**Data items**
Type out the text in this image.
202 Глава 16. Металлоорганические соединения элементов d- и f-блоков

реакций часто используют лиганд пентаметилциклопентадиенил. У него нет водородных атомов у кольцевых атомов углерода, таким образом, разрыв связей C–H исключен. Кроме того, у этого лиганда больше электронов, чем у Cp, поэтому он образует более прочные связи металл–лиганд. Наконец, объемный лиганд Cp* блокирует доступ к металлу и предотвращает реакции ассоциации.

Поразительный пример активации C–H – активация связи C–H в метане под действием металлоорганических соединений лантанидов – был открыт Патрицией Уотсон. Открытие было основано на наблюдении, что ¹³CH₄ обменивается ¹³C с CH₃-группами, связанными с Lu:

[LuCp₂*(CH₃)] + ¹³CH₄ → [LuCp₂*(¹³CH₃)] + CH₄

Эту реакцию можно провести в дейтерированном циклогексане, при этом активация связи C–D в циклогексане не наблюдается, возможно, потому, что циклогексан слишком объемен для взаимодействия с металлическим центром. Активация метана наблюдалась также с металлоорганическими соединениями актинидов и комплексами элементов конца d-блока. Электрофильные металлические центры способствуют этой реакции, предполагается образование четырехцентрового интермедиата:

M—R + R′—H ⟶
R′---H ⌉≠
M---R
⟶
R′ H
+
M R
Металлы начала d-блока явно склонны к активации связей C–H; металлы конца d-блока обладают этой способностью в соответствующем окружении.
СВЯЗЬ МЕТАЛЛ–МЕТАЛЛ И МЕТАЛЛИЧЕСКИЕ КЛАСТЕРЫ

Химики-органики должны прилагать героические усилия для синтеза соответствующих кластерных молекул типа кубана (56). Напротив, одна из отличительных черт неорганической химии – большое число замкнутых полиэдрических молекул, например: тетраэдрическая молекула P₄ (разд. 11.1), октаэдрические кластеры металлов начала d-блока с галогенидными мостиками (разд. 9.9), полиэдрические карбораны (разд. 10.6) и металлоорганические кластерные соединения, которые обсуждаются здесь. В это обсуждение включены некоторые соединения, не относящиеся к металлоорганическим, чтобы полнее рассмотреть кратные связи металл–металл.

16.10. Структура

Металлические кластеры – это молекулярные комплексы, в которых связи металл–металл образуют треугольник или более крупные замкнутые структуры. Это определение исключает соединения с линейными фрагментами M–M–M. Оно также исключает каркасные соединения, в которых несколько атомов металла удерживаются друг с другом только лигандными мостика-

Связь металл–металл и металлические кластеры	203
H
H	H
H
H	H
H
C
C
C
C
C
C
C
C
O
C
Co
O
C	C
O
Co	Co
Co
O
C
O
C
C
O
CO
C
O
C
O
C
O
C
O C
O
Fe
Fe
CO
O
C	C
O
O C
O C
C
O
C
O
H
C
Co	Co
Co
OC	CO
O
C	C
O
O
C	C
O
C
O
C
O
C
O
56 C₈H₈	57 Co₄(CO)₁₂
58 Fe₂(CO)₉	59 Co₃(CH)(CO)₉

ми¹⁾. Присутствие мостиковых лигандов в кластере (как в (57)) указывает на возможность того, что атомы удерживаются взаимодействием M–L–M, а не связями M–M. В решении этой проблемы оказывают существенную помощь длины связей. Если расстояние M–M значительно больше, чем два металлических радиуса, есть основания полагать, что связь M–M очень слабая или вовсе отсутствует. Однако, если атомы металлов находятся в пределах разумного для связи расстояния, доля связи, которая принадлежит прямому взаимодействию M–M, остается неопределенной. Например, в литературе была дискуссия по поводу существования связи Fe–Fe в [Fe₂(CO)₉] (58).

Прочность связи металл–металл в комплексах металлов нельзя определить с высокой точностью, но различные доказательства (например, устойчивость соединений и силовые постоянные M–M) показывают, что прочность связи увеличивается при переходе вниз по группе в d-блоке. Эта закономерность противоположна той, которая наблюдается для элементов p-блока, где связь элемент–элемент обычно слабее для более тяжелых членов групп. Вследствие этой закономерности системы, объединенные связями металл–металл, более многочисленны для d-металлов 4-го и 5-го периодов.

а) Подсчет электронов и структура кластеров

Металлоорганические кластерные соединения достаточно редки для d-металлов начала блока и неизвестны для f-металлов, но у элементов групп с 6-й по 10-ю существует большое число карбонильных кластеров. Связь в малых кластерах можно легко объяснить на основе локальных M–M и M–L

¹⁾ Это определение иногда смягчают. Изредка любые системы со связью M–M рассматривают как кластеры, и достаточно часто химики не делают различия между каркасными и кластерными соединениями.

**Aim**
Write the material out again in its entirety, exactly as shown.

**Solution to this task**
Type out the text in this image.
202 Глава 16. Металлоорганические соединения элементов d- и f-блоков

реакций часто используют лиганд пентаметилциклопентадиенил. У него нет водородных атомов у кольцевых атомов углерода, таким образом, разрыв связей C–H исключен. Кроме того, у этого лиганда больше электронов, чем у Cp, поэтому он образует более прочные связи металл–лиганд. Наконец, объемный лиганд Cp* блокирует доступ к металлу и предотвращает реакции ассоциации.

Поразительный пример активации C–H – активация связи C–H в метане под действием металлоорганических соединений лантанидов – был открыт Патрицией Уотсон. Открытие было основано на наблюдении, что ¹³CH₄ обменивается ¹³C с CH₃-группами, связанными с Lu:

[LuCp₂*(CH₃)] + ¹³CH₄ → [LuCp₂*(¹³CH₃)] + CH₄

Эту реакцию можно провести в дейтерированном циклогексане, при этом активация связи C–D в циклогексане не наблюдается, возможно, потому, что циклогексан слишком объемен для взаимодействия с металлическим центром. Активация метана наблюдалась также с металлоорганическими соединениями актинидов и комплексами элементов конца d-блока. Электрофильные металлические центры способствуют этой реакции, предполагается образование четырехцентрового интермедиата:

M—R + R′—H ⟶
R′---H ⌉≠
M---R
⟶
R′ H
+
M R
Металлы начала d-блока явно склонны к активации связей C–H; металлы конца d-блока обладают этой способностью в соответствующем окружении.
СВЯЗЬ МЕТАЛЛ–МЕТАЛЛ И МЕТАЛЛИЧЕСКИЕ КЛАСТЕРЫ

Химики-органики должны прилагать героические усилия для синтеза соответствующих кластерных молекул типа кубана (56). Напротив, одна из отличительных черт неорганической химии – большое число замкнутых полиэдрических молекул, например: тетраэдрическая молекула P₄ (разд. 11.1), октаэдрические кластеры металлов начала d-блока с галогенидными мостиками (разд. 9.9), полиэдрические карбораны (разд. 10.6) и металлоорганические кластерные соединения, которые обсуждаются здесь. В это обсуждение включены некоторые соединения, не относящиеся к металлоорганическим, чтобы полнее рассмотреть кратные связи металл–металл.

16.10. Структура

Металлические кластеры – это молекулярные комплексы, в которых связи металл–металл образуют треугольник или более крупные замкнутые структуры. Это определение исключает соединения с линейными фрагментами M–M–M. Оно также исключает каркасные соединения, в которых несколько атомов металла удерживаются друг с другом только лигандными мостика-

Связь металл–металл и металлические кластеры	203
H
H	H
H
H	H
H
C
C
C
C
C
C
C
C
O
C
Co
O
C	C
O
Co	Co
Co
O
C
O
C
C
O
CO
C
O
C
O
C
O
C
O C
O
Fe
Fe
CO
O
C	C
O
O C
O C
C
O
C
O
H
C
Co	Co
Co
OC	CO
O
C	C
O
O
C	C
O
C
O
C
O
C
O
56 C₈H₈	57 Co₄(CO)₁₂
58 Fe₂(CO)₉	59 Co₃(CH)(CO)₉

ми¹⁾. Присутствие мостиковых лигандов в кластере (как в (57)) указывает на возможность того, что атомы удерживаются взаимодействием M–L–M, а не связями M–M. В решении этой проблемы оказывают существенную помощь длины связей. Если расстояние M–M значительно больше, чем два металлических радиуса, есть основания полагать, что связь M–M очень слабая или вовсе отсутствует. Однако, если атомы металлов находятся в пределах разумного для связи расстояния, доля связи, которая принадлежит прямому взаимодействию M–M, остается неопределенной. Например, в литературе была дискуссия по поводу существования связи Fe–Fe в [Fe₂(CO)₉] (58).

Прочность связи металл–металл в комплексах металлов нельзя определить с высокой точностью, но различные доказательства (например, устойчивость соединений и силовые постоянные M–M) показывают, что прочность связи увеличивается при переходе вниз по группе в d-блоке. Эта закономерность противоположна той, которая наблюдается для элементов p-блока, где связь элемент–элемент обычно слабее для более тяжелых членов групп. Вследствие этой закономерности системы, объединенные связями металл–металл, более многочисленны для d-металлов 4-го и 5-го периодов.

а) Подсчет электронов и структура кластеров

Металлоорганические кластерные соединения достаточно редки для d-металлов начала блока и неизвестны для f-металлов, но у элементов групп с 6-й по 10-ю существует большое число карбонильных кластеров. Связь в малых кластерах можно легко объяснить на основе локальных M–M и M–L

¹⁾ Это определение иногда смягчают. Изредка любые системы со связью M–M рассматривают как кластеры, и достаточно часто химики не делают различия между каркасными и кластерными соединениями.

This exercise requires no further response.